[SUPPLIED MATERIAL]:
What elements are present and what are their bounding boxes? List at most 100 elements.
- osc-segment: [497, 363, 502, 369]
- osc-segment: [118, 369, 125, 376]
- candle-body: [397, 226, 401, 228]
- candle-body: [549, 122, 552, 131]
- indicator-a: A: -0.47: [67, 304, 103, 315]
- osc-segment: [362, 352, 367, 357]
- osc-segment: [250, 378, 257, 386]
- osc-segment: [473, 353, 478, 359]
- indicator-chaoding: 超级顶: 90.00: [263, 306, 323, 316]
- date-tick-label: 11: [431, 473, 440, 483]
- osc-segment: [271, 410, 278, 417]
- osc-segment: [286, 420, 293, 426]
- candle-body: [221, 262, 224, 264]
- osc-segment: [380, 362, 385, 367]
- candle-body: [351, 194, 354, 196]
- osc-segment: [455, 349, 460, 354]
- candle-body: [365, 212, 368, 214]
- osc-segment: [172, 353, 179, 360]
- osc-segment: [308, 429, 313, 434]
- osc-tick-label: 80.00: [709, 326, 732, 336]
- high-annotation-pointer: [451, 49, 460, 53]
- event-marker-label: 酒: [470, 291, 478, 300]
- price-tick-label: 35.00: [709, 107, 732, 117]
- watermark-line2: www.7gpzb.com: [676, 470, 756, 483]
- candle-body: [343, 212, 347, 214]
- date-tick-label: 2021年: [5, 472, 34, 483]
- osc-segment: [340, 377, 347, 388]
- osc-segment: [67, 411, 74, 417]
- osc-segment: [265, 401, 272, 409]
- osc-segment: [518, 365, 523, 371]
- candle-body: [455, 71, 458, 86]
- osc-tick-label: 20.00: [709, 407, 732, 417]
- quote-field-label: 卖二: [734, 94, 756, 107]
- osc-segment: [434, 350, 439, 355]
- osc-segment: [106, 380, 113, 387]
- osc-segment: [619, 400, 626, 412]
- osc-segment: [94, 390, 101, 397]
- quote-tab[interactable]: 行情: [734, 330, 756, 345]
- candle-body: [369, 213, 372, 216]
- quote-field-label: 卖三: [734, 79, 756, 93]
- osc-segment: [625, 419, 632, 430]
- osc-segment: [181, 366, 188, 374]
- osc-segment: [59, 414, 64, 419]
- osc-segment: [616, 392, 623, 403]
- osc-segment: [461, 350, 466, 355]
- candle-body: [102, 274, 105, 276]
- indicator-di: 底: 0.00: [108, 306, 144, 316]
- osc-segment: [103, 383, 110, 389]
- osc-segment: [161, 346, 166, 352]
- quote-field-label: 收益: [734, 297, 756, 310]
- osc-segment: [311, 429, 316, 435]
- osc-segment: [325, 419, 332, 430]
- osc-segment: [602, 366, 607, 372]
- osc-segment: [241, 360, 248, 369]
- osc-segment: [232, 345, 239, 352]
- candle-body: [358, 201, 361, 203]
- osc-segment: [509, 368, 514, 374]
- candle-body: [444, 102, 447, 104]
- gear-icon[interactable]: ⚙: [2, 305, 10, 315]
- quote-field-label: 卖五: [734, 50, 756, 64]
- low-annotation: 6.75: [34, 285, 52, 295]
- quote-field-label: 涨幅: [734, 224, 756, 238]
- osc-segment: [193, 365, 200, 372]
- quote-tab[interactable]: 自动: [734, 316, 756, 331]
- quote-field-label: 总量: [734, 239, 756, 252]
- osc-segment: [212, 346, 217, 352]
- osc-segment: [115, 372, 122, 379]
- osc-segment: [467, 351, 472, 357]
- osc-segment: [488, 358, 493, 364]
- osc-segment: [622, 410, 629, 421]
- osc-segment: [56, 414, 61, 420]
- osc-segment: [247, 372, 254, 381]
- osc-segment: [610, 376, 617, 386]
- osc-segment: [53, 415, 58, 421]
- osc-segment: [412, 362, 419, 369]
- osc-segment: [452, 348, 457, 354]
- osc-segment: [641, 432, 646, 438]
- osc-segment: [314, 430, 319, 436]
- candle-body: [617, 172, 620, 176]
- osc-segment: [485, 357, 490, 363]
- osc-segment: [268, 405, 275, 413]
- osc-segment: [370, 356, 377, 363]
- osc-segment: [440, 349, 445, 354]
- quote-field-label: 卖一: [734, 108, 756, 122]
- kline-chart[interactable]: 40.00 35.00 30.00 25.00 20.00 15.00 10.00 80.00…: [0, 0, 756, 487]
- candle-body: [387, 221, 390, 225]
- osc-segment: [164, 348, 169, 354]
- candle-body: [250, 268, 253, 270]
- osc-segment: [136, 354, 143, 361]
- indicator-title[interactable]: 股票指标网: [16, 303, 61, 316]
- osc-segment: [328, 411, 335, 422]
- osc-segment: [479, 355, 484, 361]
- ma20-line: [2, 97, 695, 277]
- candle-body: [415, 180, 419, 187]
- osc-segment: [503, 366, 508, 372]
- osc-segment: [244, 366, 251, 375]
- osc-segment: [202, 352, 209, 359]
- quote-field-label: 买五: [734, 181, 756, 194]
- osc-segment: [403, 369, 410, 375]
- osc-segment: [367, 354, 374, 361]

[DO THIS]: Rewrite every line of the records above as a numbered list, leaving out any blank lines.

[OUTPUT BELOW]:
1. What elements are present and what are their bounding boxes? List at most 100 elements.
2. - osc-segment: [497, 363, 502, 369]
3. - osc-segment: [118, 369, 125, 376]
4. - candle-body: [397, 226, 401, 228]
5. - candle-body: [549, 122, 552, 131]
6. - indicator-a: A: -0.47: [67, 304, 103, 315]
7. - osc-segment: [362, 352, 367, 357]
8. - osc-segment: [250, 378, 257, 386]
9. - osc-segment: [473, 353, 478, 359]
10. - indicator-chaoding: 超级顶: 90.00: [263, 306, 323, 316]
11. - date-tick-label: 11: [431, 473, 440, 483]
12. - osc-segment: [271, 410, 278, 417]
13. - osc-segment: [286, 420, 293, 426]
14. - candle-body: [221, 262, 224, 264]
15. - osc-segment: [380, 362, 385, 367]
16. - candle-body: [351, 194, 354, 196]
17. - osc-segment: [455, 349, 460, 354]
18. - candle-body: [365, 212, 368, 214]
19. - osc-segment: [172, 353, 179, 360]
20. - osc-segment: [308, 429, 313, 434]
21. - osc-tick-label: 80.00: [709, 326, 732, 336]
22. - high-annotation-pointer: [451, 49, 460, 53]
23. - event-marker-label: 酒: [470, 291, 478, 300]
24. - price-tick-label: 35.00: [709, 107, 732, 117]
25. - watermark-line2: www.7gpzb.com: [676, 470, 756, 483]
26. - candle-body: [343, 212, 347, 214]
27. - date-tick-label: 2021年: [5, 472, 34, 483]
28. - osc-segment: [340, 377, 347, 388]
29. - osc-segment: [67, 411, 74, 417]
30. - osc-segment: [265, 401, 272, 409]
31. - osc-segment: [518, 365, 523, 371]
32. - candle-body: [455, 71, 458, 86]
33. - osc-tick-label: 20.00: [709, 407, 732, 417]
34. - quote-field-label: 卖二: [734, 94, 756, 107]
35. - osc-segment: [434, 350, 439, 355]
36. - osc-segment: [106, 380, 113, 387]
37. - osc-segment: [619, 400, 626, 412]
38. - osc-segment: [94, 390, 101, 397]
39. - quote-tab[interactable]: 行情: [734, 330, 756, 345]
40. - candle-body: [369, 213, 372, 216]
41. - quote-field-label: 卖三: [734, 79, 756, 93]
42. - osc-segment: [625, 419, 632, 430]
43. - osc-segment: [181, 366, 188, 374]
44. - osc-segment: [59, 414, 64, 419]
45. - osc-segment: [616, 392, 623, 403]
46. - osc-segment: [461, 350, 466, 355]
47. - candle-body: [102, 274, 105, 276]
48. - indicator-di: 底: 0.00: [108, 306, 144, 316]
49. - osc-segment: [103, 383, 110, 389]
50. - osc-segment: [161, 346, 166, 352]
51. - quote-field-label: 收益: [734, 297, 756, 310]
52. - osc-segment: [311, 429, 316, 435]
53. - osc-segment: [325, 419, 332, 430]
54. - osc-segment: [602, 366, 607, 372]
55. - osc-segment: [241, 360, 248, 369]
56. - osc-segment: [232, 345, 239, 352]
57. - candle-body: [358, 201, 361, 203]
58. - osc-segment: [509, 368, 514, 374]
59. - candle-body: [444, 102, 447, 104]
60. - gear-icon[interactable]: ⚙: [2, 305, 10, 315]
61. - quote-field-label: 卖五: [734, 50, 756, 64]
62. - low-annotation: 6.75: [34, 285, 52, 295]
63. - quote-field-label: 涨幅: [734, 224, 756, 238]
64. - osc-segment: [193, 365, 200, 372]
65. - quote-tab[interactable]: 自动: [734, 316, 756, 331]
66. - quote-field-label: 总量: [734, 239, 756, 252]
67. - osc-segment: [212, 346, 217, 352]
68. - osc-segment: [115, 372, 122, 379]
69. - osc-segment: [467, 351, 472, 357]
70. - osc-segment: [488, 358, 493, 364]
71. - osc-segment: [622, 410, 629, 421]
72. - osc-segment: [56, 414, 61, 420]
73. - osc-segment: [247, 372, 254, 381]
74. - osc-segment: [610, 376, 617, 386]
75. - osc-segment: [53, 415, 58, 421]
76. - osc-segment: [412, 362, 419, 369]
77. - osc-segment: [452, 348, 457, 354]
78. - osc-segment: [641, 432, 646, 438]
79. - osc-segment: [314, 430, 319, 436]
80. - candle-body: [617, 172, 620, 176]
81. - osc-segment: [485, 357, 490, 363]
82. - osc-segment: [268, 405, 275, 413]
83. - osc-segment: [370, 356, 377, 363]
84. - osc-segment: [440, 349, 445, 354]
85. - quote-field-label: 卖一: [734, 108, 756, 122]
86. - kline-chart[interactable]: 40.00 35.00 30.00 25.00 20.00 15.00 10.00 80.00…: [0, 0, 756, 487]
87. - candle-body: [387, 221, 390, 225]
88. - osc-segment: [164, 348, 169, 354]
89. - candle-body: [250, 268, 253, 270]
90. - osc-segment: [136, 354, 143, 361]
91. - indicator-title[interactable]: 股票指标网: [16, 303, 61, 316]
92. - osc-segment: [328, 411, 335, 422]
93. - osc-segment: [479, 355, 484, 361]
94. - ma20-line: [2, 97, 695, 277]
95. - candle-body: [415, 180, 419, 187]
96. - osc-segment: [503, 366, 508, 372]
97. - osc-segment: [244, 366, 251, 375]
98. - osc-segment: [202, 352, 209, 359]
99. - quote-field-label: 买五: [734, 181, 756, 194]
100. - osc-segment: [403, 369, 410, 375]
101. - osc-segment: [367, 354, 374, 361]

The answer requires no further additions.